Stored records
---*---

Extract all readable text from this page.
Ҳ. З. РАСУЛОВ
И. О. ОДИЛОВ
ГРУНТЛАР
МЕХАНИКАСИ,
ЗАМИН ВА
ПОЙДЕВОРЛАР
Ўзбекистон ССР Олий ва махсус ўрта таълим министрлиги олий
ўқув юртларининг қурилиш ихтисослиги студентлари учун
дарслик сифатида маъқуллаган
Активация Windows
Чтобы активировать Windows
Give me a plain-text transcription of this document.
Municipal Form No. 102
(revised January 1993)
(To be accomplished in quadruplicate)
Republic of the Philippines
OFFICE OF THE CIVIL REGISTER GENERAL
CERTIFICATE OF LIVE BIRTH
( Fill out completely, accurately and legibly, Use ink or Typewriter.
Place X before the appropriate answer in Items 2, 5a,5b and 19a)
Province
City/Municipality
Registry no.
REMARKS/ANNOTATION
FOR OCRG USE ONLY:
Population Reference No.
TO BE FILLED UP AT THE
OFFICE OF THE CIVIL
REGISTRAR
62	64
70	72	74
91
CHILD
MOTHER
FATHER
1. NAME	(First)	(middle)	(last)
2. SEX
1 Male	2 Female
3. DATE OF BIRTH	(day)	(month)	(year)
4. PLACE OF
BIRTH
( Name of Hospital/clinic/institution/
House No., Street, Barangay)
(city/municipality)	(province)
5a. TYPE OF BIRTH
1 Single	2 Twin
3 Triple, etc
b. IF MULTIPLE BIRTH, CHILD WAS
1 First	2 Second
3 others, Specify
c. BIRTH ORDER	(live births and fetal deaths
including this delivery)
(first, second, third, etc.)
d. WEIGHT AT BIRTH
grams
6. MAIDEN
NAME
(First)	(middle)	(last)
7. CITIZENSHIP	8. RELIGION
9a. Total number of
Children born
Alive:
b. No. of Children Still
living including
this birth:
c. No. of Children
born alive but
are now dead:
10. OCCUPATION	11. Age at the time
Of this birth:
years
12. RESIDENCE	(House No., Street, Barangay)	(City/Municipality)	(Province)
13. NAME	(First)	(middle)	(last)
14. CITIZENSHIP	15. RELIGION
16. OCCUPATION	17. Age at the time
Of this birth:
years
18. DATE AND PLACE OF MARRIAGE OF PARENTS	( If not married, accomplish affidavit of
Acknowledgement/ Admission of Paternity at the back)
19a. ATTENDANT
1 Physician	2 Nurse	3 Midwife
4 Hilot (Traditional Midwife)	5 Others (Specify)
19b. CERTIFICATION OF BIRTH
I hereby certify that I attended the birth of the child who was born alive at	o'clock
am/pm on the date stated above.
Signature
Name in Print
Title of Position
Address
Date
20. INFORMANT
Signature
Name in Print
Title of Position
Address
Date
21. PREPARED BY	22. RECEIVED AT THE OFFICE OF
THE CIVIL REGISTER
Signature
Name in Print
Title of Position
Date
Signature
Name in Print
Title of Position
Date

---*---

▶ _Aim_
Find the word "CITIZENSHIP" in the entries above and gather every line that holds it.

▶ _Answer to this task_
7. CITIZENSHIP	8. RELIGION
14. CITIZENSHIP	15. RELIGION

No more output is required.